# Start of Excerpted records
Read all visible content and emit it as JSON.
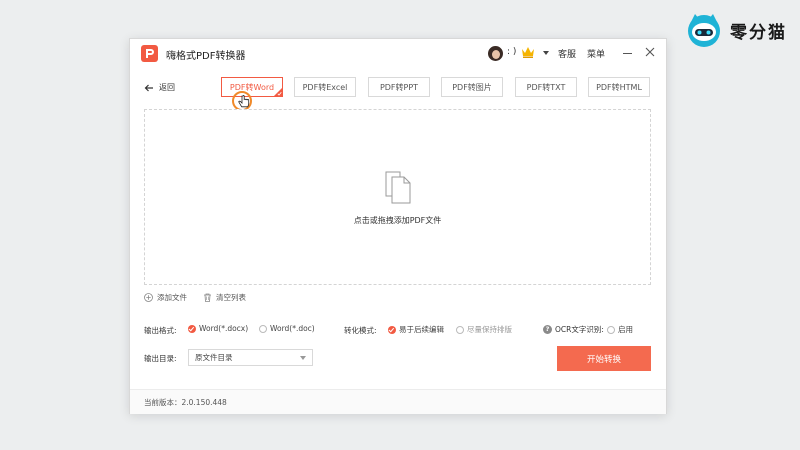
{
  "watermark": {
    "text": "零分猫",
    "icon": "cat-robot-icon"
  },
  "window": {
    "title": "嗨格式PDF转换器",
    "user": {
      "status": ": )",
      "icon": "crown-icon"
    },
    "service_label": "客服",
    "menu_label": "菜单"
  },
  "nav": {
    "back_label": "返回",
    "tabs": [
      {
        "label": "PDF转Word",
        "active": true
      },
      {
        "label": "PDF转Excel",
        "active": false
      },
      {
        "label": "PDF转PPT",
        "active": false
      },
      {
        "label": "PDF转图片",
        "active": false
      },
      {
        "label": "PDF转TXT",
        "active": false
      },
      {
        "label": "PDF转HTML",
        "active": false
      }
    ]
  },
  "dropzone": {
    "text": "点击或拖拽添加PDF文件",
    "icon": "files-icon"
  },
  "file_actions": {
    "add_label": "添加文件",
    "clear_label": "清空列表"
  },
  "options": {
    "format_label": "输出格式:",
    "formats": [
      {
        "label": "Word(*.docx)",
        "selected": true
      },
      {
        "label": "Word(*.doc)",
        "selected": false
      }
    ],
    "mode_label": "转化模式:",
    "modes": [
      {
        "label": "易于后续编辑",
        "selected": true
      },
      {
        "label": "尽量保持排版",
        "selected": false
      }
    ],
    "ocr_label": "OCR文字识别:",
    "ocr_option": {
      "label": "启用",
      "selected": false
    },
    "output_dir_label": "输出目录:",
    "output_dir_value": "原文件目录"
  },
  "start_button": "开始转换",
  "footer": {
    "version": "当前版本：2.0.150.448"
  },
  "colors": {
    "accent": "#f25a42",
    "button": "#f46a4f"
  }
}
# End of Excerpted records
Leave out the pictures and copy the rest of the material above exactly.

- Problem solution:
Read all visible content and emit it as JSON.
{
  "watermark": {
    "text": "零分猫",
    "icon": "cat-robot-icon"
  },
  "window": {
    "title": "嗨格式PDF转换器",
    "user": {
      "status": ": )",
      "icon": "crown-icon"
    },
    "service_label": "客服",
    "menu_label": "菜单"
  },
  "nav": {
    "back_label": "返回",
    "tabs": [
      {
        "label": "PDF转Word",
        "active": true
      },
      {
        "label": "PDF转Excel",
        "active": false
      },
      {
        "label": "PDF转PPT",
        "active": false
      },
      {
        "label": "PDF转图片",
        "active": false
      },
      {
        "label": "PDF转TXT",
        "active": false
      },
      {
        "label": "PDF转HTML",
        "active": false
      }
    ]
  },
  "dropzone": {
    "text": "点击或拖拽添加PDF文件",
    "icon": "files-icon"
  },
  "file_actions": {
    "add_label": "添加文件",
    "clear_label": "清空列表"
  },
  "options": {
    "format_label": "输出格式:",
    "formats": [
      {
        "label": "Word(*.docx)",
        "selected": true
      },
      {
        "label": "Word(*.doc)",
        "selected": false
      }
    ],
    "mode_label": "转化模式:",
    "modes": [
      {
        "label": "易于后续编辑",
        "selected": true
      },
      {
        "label": "尽量保持排版",
        "selected": false
      }
    ],
    "ocr_label": "OCR文字识别:",
    "ocr_option": {
      "label": "启用",
      "selected": false
    },
    "output_dir_label": "输出目录:",
    "output_dir_value": "原文件目录"
  },
  "start_button": "开始转换",
  "footer": {
    "version": "当前版本：2.0.150.448"
  },
  "colors": {
    "accent": "#f25a42",
    "button": "#f46a4f"
  }
}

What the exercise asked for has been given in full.